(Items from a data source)
[BEGIN]
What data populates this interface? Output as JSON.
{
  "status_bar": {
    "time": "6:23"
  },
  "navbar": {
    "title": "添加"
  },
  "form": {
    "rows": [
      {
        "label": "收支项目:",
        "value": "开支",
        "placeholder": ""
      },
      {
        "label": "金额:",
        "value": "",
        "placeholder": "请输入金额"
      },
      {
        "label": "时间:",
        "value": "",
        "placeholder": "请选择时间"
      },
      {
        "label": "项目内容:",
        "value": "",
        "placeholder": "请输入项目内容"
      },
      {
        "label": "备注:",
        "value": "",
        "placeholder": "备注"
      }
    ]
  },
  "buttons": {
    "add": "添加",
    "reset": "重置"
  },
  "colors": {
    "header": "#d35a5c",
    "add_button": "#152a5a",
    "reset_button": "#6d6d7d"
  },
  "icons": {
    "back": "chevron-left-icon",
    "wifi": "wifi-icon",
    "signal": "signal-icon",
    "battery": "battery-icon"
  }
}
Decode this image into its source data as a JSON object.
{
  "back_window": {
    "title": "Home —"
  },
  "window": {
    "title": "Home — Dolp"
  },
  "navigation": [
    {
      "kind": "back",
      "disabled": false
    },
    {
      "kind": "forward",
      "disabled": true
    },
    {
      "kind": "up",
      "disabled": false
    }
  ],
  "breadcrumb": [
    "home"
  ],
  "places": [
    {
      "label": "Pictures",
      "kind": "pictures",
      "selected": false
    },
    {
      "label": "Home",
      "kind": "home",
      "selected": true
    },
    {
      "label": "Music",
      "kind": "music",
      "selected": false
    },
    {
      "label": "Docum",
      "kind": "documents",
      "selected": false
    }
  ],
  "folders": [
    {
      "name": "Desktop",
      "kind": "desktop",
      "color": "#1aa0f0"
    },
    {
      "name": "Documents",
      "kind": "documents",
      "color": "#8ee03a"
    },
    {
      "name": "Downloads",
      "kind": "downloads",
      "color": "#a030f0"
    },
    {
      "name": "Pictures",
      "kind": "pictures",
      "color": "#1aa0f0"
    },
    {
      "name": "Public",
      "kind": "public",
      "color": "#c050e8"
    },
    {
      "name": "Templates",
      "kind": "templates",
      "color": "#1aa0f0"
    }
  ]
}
[END]
**Task statement**
Output every record above exactly as it appears.

**Task result**
What data populates this interface? Output as JSON.
{
  "status_bar": {
    "time": "6:23"
  },
  "navbar": {
    "title": "添加"
  },
  "form": {
    "rows": [
      {
        "label": "收支项目:",
        "value": "开支",
        "placeholder": ""
      },
      {
        "label": "金额:",
        "value": "",
        "placeholder": "请输入金额"
      },
      {
        "label": "时间:",
        "value": "",
        "placeholder": "请选择时间"
      },
      {
        "label": "项目内容:",
        "value": "",
        "placeholder": "请输入项目内容"
      },
      {
        "label": "备注:",
        "value": "",
        "placeholder": "备注"
      }
    ]
  },
  "buttons": {
    "add": "添加",
    "reset": "重置"
  },
  "colors": {
    "header": "#d35a5c",
    "add_button": "#152a5a",
    "reset_button": "#6d6d7d"
  },
  "icons": {
    "back": "chevron-left-icon",
    "wifi": "wifi-icon",
    "signal": "signal-icon",
    "battery": "battery-icon"
  }
}
Decode this image into its source data as a JSON object.
{
  "back_window": {
    "title": "Home —"
  },
  "window": {
    "title": "Home — Dolp"
  },
  "navigation": [
    {
      "kind": "back",
      "disabled": false
    },
    {
      "kind": "forward",
      "disabled": true
    },
    {
      "kind": "up",
      "disabled": false
    }
  ],
  "breadcrumb": [
    "home"
  ],
  "places": [
    {
      "label": "Pictures",
      "kind": "pictures",
      "selected": false
    },
    {
      "label": "Home",
      "kind": "home",
      "selected": true
    },
    {
      "label": "Music",
      "kind": "music",
      "selected": false
    },
    {
      "label": "Docum",
      "kind": "documents",
      "selected": false
    }
  ],
  "folders": [
    {
      "name": "Desktop",
      "kind": "desktop",
      "color": "#1aa0f0"
    },
    {
      "name": "Documents",
      "kind": "documents",
      "color": "#8ee03a"
    },
    {
      "name": "Downloads",
      "kind": "downloads",
      "color": "#a030f0"
    },
    {
      "name": "Pictures",
      "kind": "pictures",
      "color": "#1aa0f0"
    },
    {
      "name": "Public",
      "kind": "public",
      "color": "#c050e8"
    },
    {
      "name": "Templates",
      "kind": "templates",
      "color": "#1aa0f0"
    }
  ]
}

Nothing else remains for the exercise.